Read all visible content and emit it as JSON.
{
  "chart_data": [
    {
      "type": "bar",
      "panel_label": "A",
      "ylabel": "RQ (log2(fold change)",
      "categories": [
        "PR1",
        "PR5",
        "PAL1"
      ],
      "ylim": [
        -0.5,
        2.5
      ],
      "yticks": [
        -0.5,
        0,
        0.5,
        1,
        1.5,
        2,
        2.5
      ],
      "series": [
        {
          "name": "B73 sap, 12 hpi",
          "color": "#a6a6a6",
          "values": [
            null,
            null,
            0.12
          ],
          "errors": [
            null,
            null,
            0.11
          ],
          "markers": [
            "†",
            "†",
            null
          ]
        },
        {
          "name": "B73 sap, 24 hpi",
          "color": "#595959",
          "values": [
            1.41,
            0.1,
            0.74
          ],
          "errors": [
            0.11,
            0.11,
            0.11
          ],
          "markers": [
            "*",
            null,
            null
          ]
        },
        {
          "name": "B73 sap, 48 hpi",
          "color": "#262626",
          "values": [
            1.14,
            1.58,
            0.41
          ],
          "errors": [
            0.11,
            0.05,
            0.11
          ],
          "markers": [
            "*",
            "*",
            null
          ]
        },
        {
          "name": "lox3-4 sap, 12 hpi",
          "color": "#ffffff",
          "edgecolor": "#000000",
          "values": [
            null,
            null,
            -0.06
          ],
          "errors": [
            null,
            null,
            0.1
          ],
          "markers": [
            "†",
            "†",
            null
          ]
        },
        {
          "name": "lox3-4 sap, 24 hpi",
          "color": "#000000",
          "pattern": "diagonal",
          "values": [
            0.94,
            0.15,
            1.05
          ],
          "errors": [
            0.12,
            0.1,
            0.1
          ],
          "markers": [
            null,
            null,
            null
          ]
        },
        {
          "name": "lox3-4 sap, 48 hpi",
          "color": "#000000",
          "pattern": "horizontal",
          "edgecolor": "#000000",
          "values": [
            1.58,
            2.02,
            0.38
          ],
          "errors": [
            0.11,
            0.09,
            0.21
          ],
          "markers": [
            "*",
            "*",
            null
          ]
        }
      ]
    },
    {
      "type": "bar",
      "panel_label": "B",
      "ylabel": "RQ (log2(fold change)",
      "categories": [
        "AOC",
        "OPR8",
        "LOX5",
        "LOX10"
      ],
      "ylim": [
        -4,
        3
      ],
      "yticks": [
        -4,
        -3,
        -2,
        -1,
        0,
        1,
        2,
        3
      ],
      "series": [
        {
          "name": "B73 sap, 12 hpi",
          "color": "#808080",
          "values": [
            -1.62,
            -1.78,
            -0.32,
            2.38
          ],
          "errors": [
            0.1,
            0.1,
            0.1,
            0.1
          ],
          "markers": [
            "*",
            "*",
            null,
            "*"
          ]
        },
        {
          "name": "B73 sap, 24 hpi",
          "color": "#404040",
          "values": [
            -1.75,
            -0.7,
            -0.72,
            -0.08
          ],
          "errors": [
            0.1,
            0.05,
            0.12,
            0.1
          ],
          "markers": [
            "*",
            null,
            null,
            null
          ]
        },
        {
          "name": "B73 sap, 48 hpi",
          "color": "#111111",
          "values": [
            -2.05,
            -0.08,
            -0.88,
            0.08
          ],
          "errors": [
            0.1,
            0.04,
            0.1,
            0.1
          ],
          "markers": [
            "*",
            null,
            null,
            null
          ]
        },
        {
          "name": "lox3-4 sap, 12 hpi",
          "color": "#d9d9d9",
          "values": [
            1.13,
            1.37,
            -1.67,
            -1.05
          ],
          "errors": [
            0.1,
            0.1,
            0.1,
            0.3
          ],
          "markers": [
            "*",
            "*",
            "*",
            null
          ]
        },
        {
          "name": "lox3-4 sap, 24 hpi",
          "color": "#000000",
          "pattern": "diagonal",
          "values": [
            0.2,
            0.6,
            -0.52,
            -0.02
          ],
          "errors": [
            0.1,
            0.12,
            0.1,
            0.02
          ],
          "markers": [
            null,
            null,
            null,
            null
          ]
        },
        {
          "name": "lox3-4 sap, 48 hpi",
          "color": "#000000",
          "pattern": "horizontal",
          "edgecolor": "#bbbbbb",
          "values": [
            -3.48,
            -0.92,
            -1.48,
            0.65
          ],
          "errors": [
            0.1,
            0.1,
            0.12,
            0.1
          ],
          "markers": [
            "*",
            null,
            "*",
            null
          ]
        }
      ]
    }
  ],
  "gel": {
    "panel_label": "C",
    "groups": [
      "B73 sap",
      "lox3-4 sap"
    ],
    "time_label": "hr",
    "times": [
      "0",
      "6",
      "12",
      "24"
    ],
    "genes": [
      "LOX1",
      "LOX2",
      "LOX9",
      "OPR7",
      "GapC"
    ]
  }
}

> **What you are asked to do**
Retype the listing above without a single difference.

> **Answer area**
Read all visible content and emit it as JSON.
{
  "chart_data": [
    {
      "type": "bar",
      "panel_label": "A",
      "ylabel": "RQ (log2(fold change)",
      "categories": [
        "PR1",
        "PR5",
        "PAL1"
      ],
      "ylim": [
        -0.5,
        2.5
      ],
      "yticks": [
        -0.5,
        0,
        0.5,
        1,
        1.5,
        2,
        2.5
      ],
      "series": [
        {
          "name": "B73 sap, 12 hpi",
          "color": "#a6a6a6",
          "values": [
            null,
            null,
            0.12
          ],
          "errors": [
            null,
            null,
            0.11
          ],
          "markers": [
            "†",
            "†",
            null
          ]
        },
        {
          "name": "B73 sap, 24 hpi",
          "color": "#595959",
          "values": [
            1.41,
            0.1,
            0.74
          ],
          "errors": [
            0.11,
            0.11,
            0.11
          ],
          "markers": [
            "*",
            null,
            null
          ]
        },
        {
          "name": "B73 sap, 48 hpi",
          "color": "#262626",
          "values": [
            1.14,
            1.58,
            0.41
          ],
          "errors": [
            0.11,
            0.05,
            0.11
          ],
          "markers": [
            "*",
            "*",
            null
          ]
        },
        {
          "name": "lox3-4 sap, 12 hpi",
          "color": "#ffffff",
          "edgecolor": "#000000",
          "values": [
            null,
            null,
            -0.06
          ],
          "errors": [
            null,
            null,
            0.1
          ],
          "markers": [
            "†",
            "†",
            null
          ]
        },
        {
          "name": "lox3-4 sap, 24 hpi",
          "color": "#000000",
          "pattern": "diagonal",
          "values": [
            0.94,
            0.15,
            1.05
          ],
          "errors": [
            0.12,
            0.1,
            0.1
          ],
          "markers": [
            null,
            null,
            null
          ]
        },
        {
          "name": "lox3-4 sap, 48 hpi",
          "color": "#000000",
          "pattern": "horizontal",
          "edgecolor": "#000000",
          "values": [
            1.58,
            2.02,
            0.38
          ],
          "errors": [
            0.11,
            0.09,
            0.21
          ],
          "markers": [
            "*",
            "*",
            null
          ]
        }
      ]
    },
    {
      "type": "bar",
      "panel_label": "B",
      "ylabel": "RQ (log2(fold change)",
      "categories": [
        "AOC",
        "OPR8",
        "LOX5",
        "LOX10"
      ],
      "ylim": [
        -4,
        3
      ],
      "yticks": [
        -4,
        -3,
        -2,
        -1,
        0,
        1,
        2,
        3
      ],
      "series": [
        {
          "name": "B73 sap, 12 hpi",
          "color": "#808080",
          "values": [
            -1.62,
            -1.78,
            -0.32,
            2.38
          ],
          "errors": [
            0.1,
            0.1,
            0.1,
            0.1
          ],
          "markers": [
            "*",
            "*",
            null,
            "*"
          ]
        },
        {
          "name": "B73 sap, 24 hpi",
          "color": "#404040",
          "values": [
            -1.75,
            -0.7,
            -0.72,
            -0.08
          ],
          "errors": [
            0.1,
            0.05,
            0.12,
            0.1
          ],
          "markers": [
            "*",
            null,
            null,
            null
          ]
        },
        {
          "name": "B73 sap, 48 hpi",
          "color": "#111111",
          "values": [
            -2.05,
            -0.08,
            -0.88,
            0.08
          ],
          "errors": [
            0.1,
            0.04,
            0.1,
            0.1
          ],
          "markers": [
            "*",
            null,
            null,
            null
          ]
        },
        {
          "name": "lox3-4 sap, 12 hpi",
          "color": "#d9d9d9",
          "values": [
            1.13,
            1.37,
            -1.67,
            -1.05
          ],
          "errors": [
            0.1,
            0.1,
            0.1,
            0.3
          ],
          "markers": [
            "*",
            "*",
            "*",
            null
          ]
        },
        {
          "name": "lox3-4 sap, 24 hpi",
          "color": "#000000",
          "pattern": "diagonal",
          "values": [
            0.2,
            0.6,
            -0.52,
            -0.02
          ],
          "errors": [
            0.1,
            0.12,
            0.1,
            0.02
          ],
          "markers": [
            null,
            null,
            null,
            null
          ]
        },
        {
          "name": "lox3-4 sap, 48 hpi",
          "color": "#000000",
          "pattern": "horizontal",
          "edgecolor": "#bbbbbb",
          "values": [
            -3.48,
            -0.92,
            -1.48,
            0.65
          ],
          "errors": [
            0.1,
            0.1,
            0.12,
            0.1
          ],
          "markers": [
            "*",
            null,
            "*",
            null
          ]
        }
      ]
    }
  ],
  "gel": {
    "panel_label": "C",
    "groups": [
      "B73 sap",
      "lox3-4 sap"
    ],
    "time_label": "hr",
    "times": [
      "0",
      "6",
      "12",
      "24"
    ],
    "genes": [
      "LOX1",
      "LOX2",
      "LOX9",
      "OPR7",
      "GapC"
    ]
  }
}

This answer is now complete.